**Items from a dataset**

# # # # #

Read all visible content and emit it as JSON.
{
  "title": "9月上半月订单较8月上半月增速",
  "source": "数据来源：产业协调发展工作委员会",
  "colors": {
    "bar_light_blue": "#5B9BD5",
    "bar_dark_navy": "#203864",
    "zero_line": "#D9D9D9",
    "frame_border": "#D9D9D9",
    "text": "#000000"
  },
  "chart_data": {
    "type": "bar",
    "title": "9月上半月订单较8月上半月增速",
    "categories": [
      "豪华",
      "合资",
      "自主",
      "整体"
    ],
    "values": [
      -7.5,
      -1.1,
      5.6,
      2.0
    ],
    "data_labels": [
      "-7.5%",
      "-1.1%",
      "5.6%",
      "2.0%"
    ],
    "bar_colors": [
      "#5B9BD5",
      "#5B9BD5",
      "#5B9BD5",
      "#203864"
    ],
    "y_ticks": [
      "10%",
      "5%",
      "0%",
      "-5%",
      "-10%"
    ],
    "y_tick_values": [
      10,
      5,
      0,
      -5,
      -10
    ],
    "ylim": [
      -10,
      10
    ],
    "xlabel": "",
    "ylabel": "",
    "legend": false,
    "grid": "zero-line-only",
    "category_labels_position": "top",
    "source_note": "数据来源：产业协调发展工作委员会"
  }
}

# # # # #

Each record above should be output again exactly.

Read all visible content and emit it as JSON.
{
  "title": "9月上半月订单较8月上半月增速",
  "source": "数据来源：产业协调发展工作委员会",
  "colors": {
    "bar_light_blue": "#5B9BD5",
    "bar_dark_navy": "#203864",
    "zero_line": "#D9D9D9",
    "frame_border": "#D9D9D9",
    "text": "#000000"
  },
  "chart_data": {
    "type": "bar",
    "title": "9月上半月订单较8月上半月增速",
    "categories": [
      "豪华",
      "合资",
      "自主",
      "整体"
    ],
    "values": [
      -7.5,
      -1.1,
      5.6,
      2.0
    ],
    "data_labels": [
      "-7.5%",
      "-1.1%",
      "5.6%",
      "2.0%"
    ],
    "bar_colors": [
      "#5B9BD5",
      "#5B9BD5",
      "#5B9BD5",
      "#203864"
    ],
    "y_ticks": [
      "10%",
      "5%",
      "0%",
      "-5%",
      "-10%"
    ],
    "y_tick_values": [
      10,
      5,
      0,
      -5,
      -10
    ],
    "ylim": [
      -10,
      10
    ],
    "xlabel": "",
    "ylabel": "",
    "legend": false,
    "grid": "zero-line-only",
    "category_labels_position": "top",
    "source_note": "数据来源：产业协调发展工作委员会"
  }
}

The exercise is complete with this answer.